[MATERIAL]
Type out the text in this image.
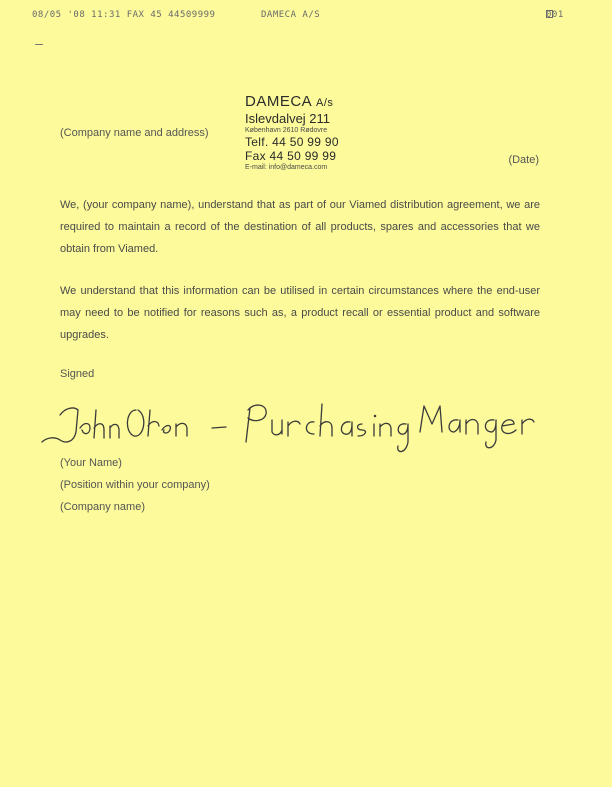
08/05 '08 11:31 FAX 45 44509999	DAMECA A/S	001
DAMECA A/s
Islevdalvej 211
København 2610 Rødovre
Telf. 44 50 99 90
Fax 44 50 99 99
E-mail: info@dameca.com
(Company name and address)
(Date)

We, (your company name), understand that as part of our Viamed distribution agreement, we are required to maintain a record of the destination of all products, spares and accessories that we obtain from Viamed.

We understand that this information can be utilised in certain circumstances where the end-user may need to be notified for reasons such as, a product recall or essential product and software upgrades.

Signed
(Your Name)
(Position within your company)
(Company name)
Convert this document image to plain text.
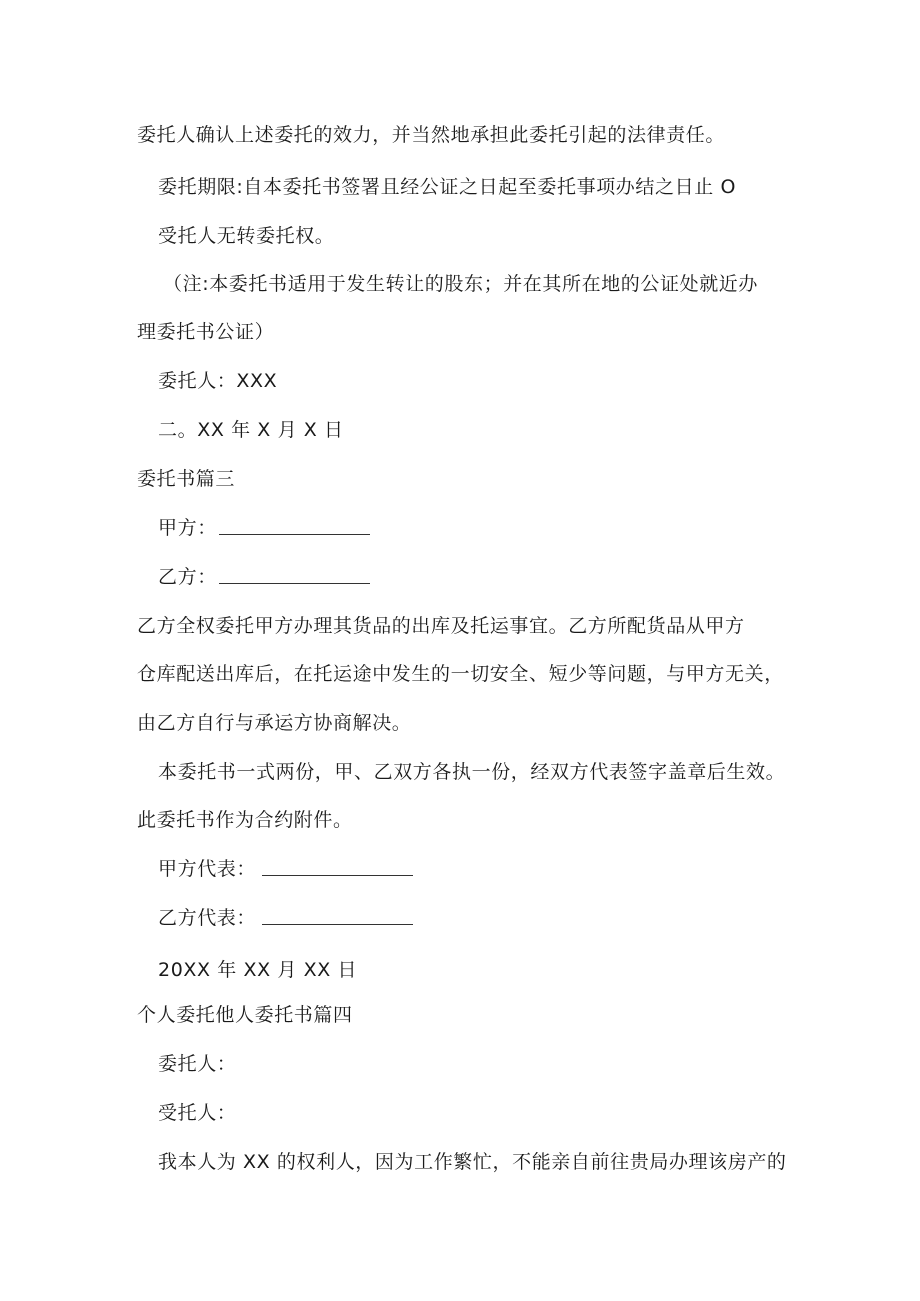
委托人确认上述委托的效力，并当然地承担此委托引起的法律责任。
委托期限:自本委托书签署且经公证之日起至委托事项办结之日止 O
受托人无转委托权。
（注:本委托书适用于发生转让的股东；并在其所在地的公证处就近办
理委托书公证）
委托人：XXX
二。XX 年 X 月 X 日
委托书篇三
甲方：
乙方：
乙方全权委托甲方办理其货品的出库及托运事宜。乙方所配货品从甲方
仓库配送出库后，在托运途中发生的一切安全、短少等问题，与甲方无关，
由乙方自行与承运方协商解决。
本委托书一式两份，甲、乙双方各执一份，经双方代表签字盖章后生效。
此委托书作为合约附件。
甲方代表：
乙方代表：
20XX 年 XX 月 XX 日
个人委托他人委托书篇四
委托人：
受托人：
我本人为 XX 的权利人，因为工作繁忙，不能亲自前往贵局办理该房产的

[SHORT TASK] Keep every word of the data as it is when you write it out, but drop the pictures.

[RESULT]
Type out the text in this image.
08/05 '08 11:31 FAX 45 44509999	DAMECA A/S	001
DAMECA A/s
Islevdalvej 211
København 2610 Rødovre
Telf. 44 50 99 90
Fax 44 50 99 99
E-mail: info@dameca.com
(Company name and address)
(Date)

We, (your company name), understand that as part of our Viamed distribution agreement, we are required to maintain a record of the destination of all products, spares and accessories that we obtain from Viamed.

We understand that this information can be utilised in certain circumstances where the end-user may need to be notified for reasons such as, a product recall or essential product and software upgrades.

Signed
(Your Name)
(Position within your company)
(Company name)
Convert this document image to plain text.
委托人确认上述委托的效力，并当然地承担此委托引起的法律责任。
委托期限:自本委托书签署且经公证之日起至委托事项办结之日止 O
受托人无转委托权。
（注:本委托书适用于发生转让的股东；并在其所在地的公证处就近办
理委托书公证）
委托人：XXX
二。XX 年 X 月 X 日
委托书篇三
甲方：
乙方：
乙方全权委托甲方办理其货品的出库及托运事宜。乙方所配货品从甲方
仓库配送出库后，在托运途中发生的一切安全、短少等问题，与甲方无关，
由乙方自行与承运方协商解决。
本委托书一式两份，甲、乙双方各执一份，经双方代表签字盖章后生效。
此委托书作为合约附件。
甲方代表：
乙方代表：
20XX 年 XX 月 XX 日
个人委托他人委托书篇四
委托人：
受托人：
我本人为 XX 的权利人，因为工作繁忙，不能亲自前往贵局办理该房产的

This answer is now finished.